• _Directive_
From the G'MIC UTF-8 post below, write out the passage from "UTF-8 supporting tools" up to and including "processing within G’MIC.", copying it word for word.

• _Source extract_
_ _ _ _
UTF-8 supporting tools in G'MIC

After some discussion within this thread and in this issue, it seems that the best solution that has been arrived is to develop UTF-8 specific commands tools to enable easier string processing within G’MIC.

Of course, this requires for you to set your interpreter to UTF-8, and to set your file to UTF-8 for it to work as expected.

Anyway, my first tool is going to be converting UTF-8 chars into indexes accordingly to this thread, but it’s possible, I may even take it further than indexing a little less than 256 chars, just so that you can make string processing commands work with many non-latin based characters.

Here’s my first work in progress (Note, I have not coded the conversion to indexes yet):

#@cli utf8_into_char_indexes: string,var_name
#@cli : Convert string representation into char indexes. Global variables are set for convenience. 
utf8_into_char_indexes:
skip "${2=}"
if size('$2') g=_$2 fi

eval "
 str='$1';
 const size_str=size(str);
 count_of_bit_set=vector(#size_str,0);
 pos=num_of_chars_analyzed=0;
 while(pos!=size_str,
  current_binary=str[pos]>>4;
  !current_binary?(
   ++pos;
   count_of_bit_set[num_of_chars_analyzed]=1;
  ):
  current_binary<=12?(
   pos+=2;
   count_of_bit_set[num_of_chars_analyzed]=2;
  ):
  current_binary==14?(
   pos+=3;
   count_of_bit_set[num_of_chars_analyzed]=3;
  ):
  current_binary==15?(
   pos+=4;
   count_of_bit_set[num_of_chars_analyzed]=4;
  );
  ++num_of_chars_analyzed;
 );
 set('count_of_bit_set',v2s(count_of_bit_set));
 num_of_chars_analyzed;
 "

num_of_chars=${}
bit_set_per_char={([$count_of_bit_set])[0,$num_of_chars]}
echo $bit_set_per_char

And a test demonstrate that the char count is indeed correct:

C:\WINDOWS\system32>gmic echo ${utf8_into_char_indexes\ €þ×}
[gmic]./ Start G'MIC interpreter (v.3.3.3).
_ _ _ _
• _Provided material_

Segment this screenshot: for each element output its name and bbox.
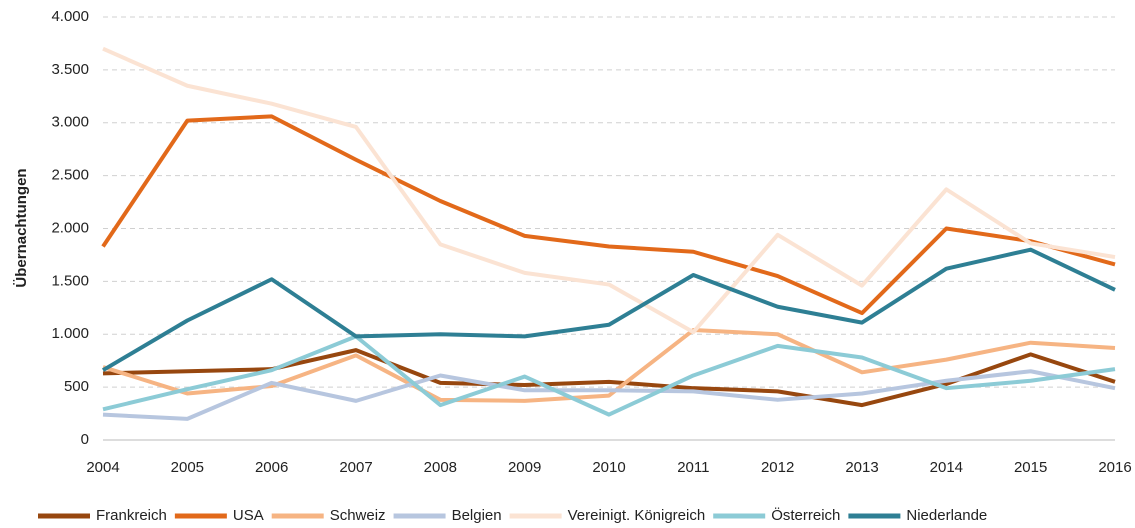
_ _ _ _
• _Solution to the exercise_
UTF-8 supporting tools in G'MIC

After some discussion within this thread and in this issue, it seems that the best solution that has been arrived is to develop UTF-8 specific commands tools to enable easier string processing within G’MIC.